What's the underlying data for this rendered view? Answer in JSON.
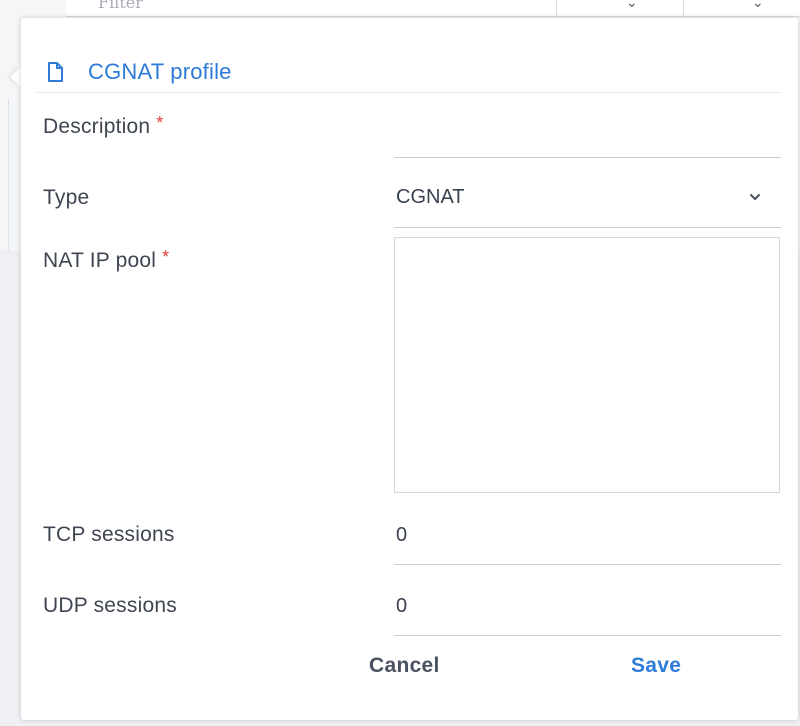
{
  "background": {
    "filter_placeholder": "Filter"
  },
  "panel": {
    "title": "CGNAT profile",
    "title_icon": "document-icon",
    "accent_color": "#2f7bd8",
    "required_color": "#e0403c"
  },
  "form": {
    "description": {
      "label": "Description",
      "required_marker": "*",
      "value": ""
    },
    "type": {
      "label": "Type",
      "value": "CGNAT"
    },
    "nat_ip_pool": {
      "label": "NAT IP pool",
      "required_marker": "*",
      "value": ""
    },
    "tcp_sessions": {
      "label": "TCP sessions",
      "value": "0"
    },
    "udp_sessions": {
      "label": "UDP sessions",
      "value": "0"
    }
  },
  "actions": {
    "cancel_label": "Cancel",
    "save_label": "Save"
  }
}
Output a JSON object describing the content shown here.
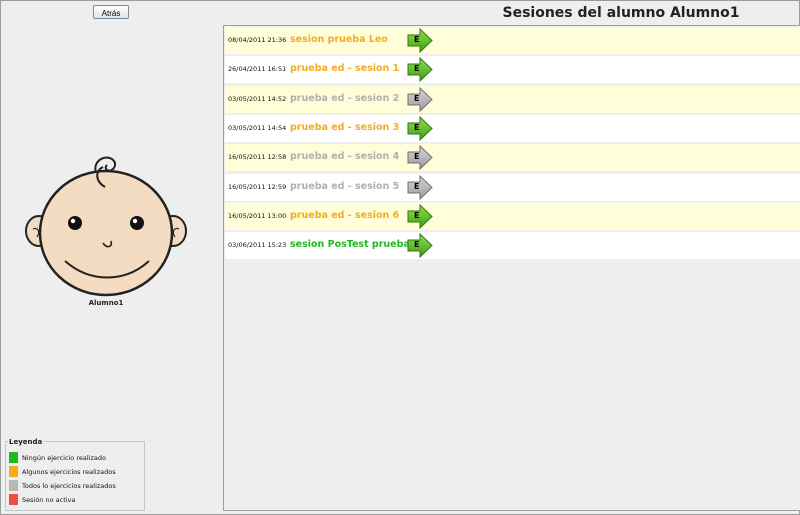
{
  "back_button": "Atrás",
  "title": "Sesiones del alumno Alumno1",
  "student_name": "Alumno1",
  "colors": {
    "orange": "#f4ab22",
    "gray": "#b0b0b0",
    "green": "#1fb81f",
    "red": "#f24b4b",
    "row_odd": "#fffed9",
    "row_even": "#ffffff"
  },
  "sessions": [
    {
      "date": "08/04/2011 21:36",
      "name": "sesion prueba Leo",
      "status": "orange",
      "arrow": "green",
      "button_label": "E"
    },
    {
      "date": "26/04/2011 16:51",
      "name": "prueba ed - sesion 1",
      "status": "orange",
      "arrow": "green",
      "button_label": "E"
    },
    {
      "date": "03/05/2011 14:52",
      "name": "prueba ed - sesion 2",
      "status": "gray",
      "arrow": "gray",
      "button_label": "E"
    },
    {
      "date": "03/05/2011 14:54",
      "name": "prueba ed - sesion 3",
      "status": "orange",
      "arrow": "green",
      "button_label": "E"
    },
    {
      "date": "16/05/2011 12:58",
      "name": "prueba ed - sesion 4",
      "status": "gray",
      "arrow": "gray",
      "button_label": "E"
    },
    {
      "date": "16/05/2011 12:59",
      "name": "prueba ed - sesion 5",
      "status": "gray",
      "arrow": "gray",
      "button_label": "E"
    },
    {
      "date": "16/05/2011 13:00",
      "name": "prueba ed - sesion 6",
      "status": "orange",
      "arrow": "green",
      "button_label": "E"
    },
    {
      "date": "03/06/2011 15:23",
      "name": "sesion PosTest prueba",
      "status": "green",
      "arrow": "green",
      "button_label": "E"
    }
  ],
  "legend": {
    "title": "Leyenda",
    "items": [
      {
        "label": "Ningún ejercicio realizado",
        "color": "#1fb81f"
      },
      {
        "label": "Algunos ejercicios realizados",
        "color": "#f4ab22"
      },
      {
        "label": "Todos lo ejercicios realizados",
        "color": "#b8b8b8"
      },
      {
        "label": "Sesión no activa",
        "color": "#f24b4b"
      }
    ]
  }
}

===

▶ _What is required_: How many lines in the entries contain the string "prueba"? Answer with the number only.

▶ _Task result_: 8